**The task**. Without the pictures, write out all the lines below exactly as they appear.

**Extracted records**.
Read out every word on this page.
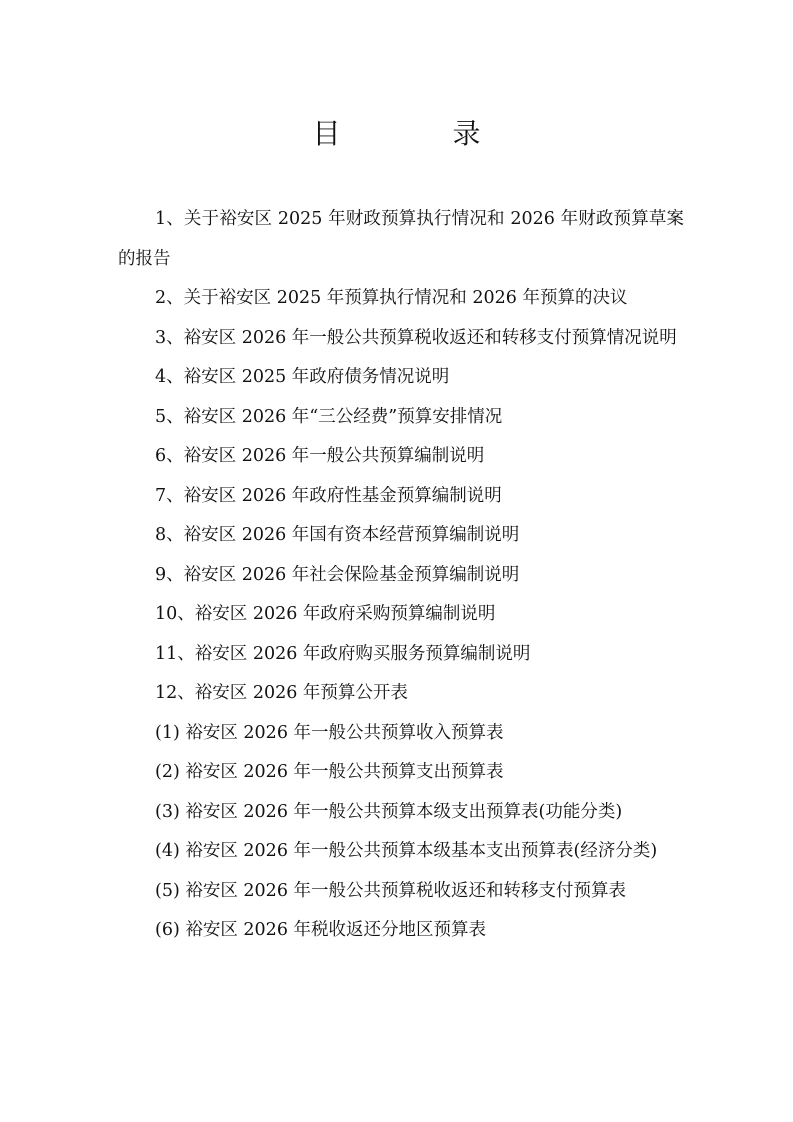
目　录
1、关于裕安区 2025 年财政预算执行情况和 2026 年财政预算草案的报告
2、关于裕安区 2025 年预算执行情况和 2026 年预算的决议
3、裕安区 2026 年一般公共预算税收返还和转移支付预算情况说明
4、裕安区 2025 年政府债务情况说明
5、裕安区 2026 年“三公经费”预算安排情况
6、裕安区 2026 年一般公共预算编制说明
7、裕安区 2026 年政府性基金预算编制说明
8、裕安区 2026 年国有资本经营预算编制说明
9、裕安区 2026 年社会保险基金预算编制说明
10、裕安区 2026 年政府采购预算编制说明
11、裕安区 2026 年政府购买服务预算编制说明
12、裕安区 2026 年预算公开表
(1) 裕安区 2026 年一般公共预算收入预算表
(2) 裕安区 2026 年一般公共预算支出预算表
(3) 裕安区 2026 年一般公共预算本级支出预算表(功能分类)
(4) 裕安区 2026 年一般公共预算本级基本支出预算表(经济分类)
(5) 裕安区 2026 年一般公共预算税收返还和转移支付预算表
(6) 裕安区 2026 年税收返还分地区预算表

**Solution to the problem**.
Read out every word on this page.
目　录
1、关于裕安区 2025 年财政预算执行情况和 2026 年财政预算草案的报告
2、关于裕安区 2025 年预算执行情况和 2026 年预算的决议
3、裕安区 2026 年一般公共预算税收返还和转移支付预算情况说明
4、裕安区 2025 年政府债务情况说明
5、裕安区 2026 年“三公经费”预算安排情况
6、裕安区 2026 年一般公共预算编制说明
7、裕安区 2026 年政府性基金预算编制说明
8、裕安区 2026 年国有资本经营预算编制说明
9、裕安区 2026 年社会保险基金预算编制说明
10、裕安区 2026 年政府采购预算编制说明
11、裕安区 2026 年政府购买服务预算编制说明
12、裕安区 2026 年预算公开表
(1) 裕安区 2026 年一般公共预算收入预算表
(2) 裕安区 2026 年一般公共预算支出预算表
(3) 裕安区 2026 年一般公共预算本级支出预算表(功能分类)
(4) 裕安区 2026 年一般公共预算本级基本支出预算表(经济分类)
(5) 裕安区 2026 年一般公共预算税收返还和转移支付预算表
(6) 裕安区 2026 年税收返还分地区预算表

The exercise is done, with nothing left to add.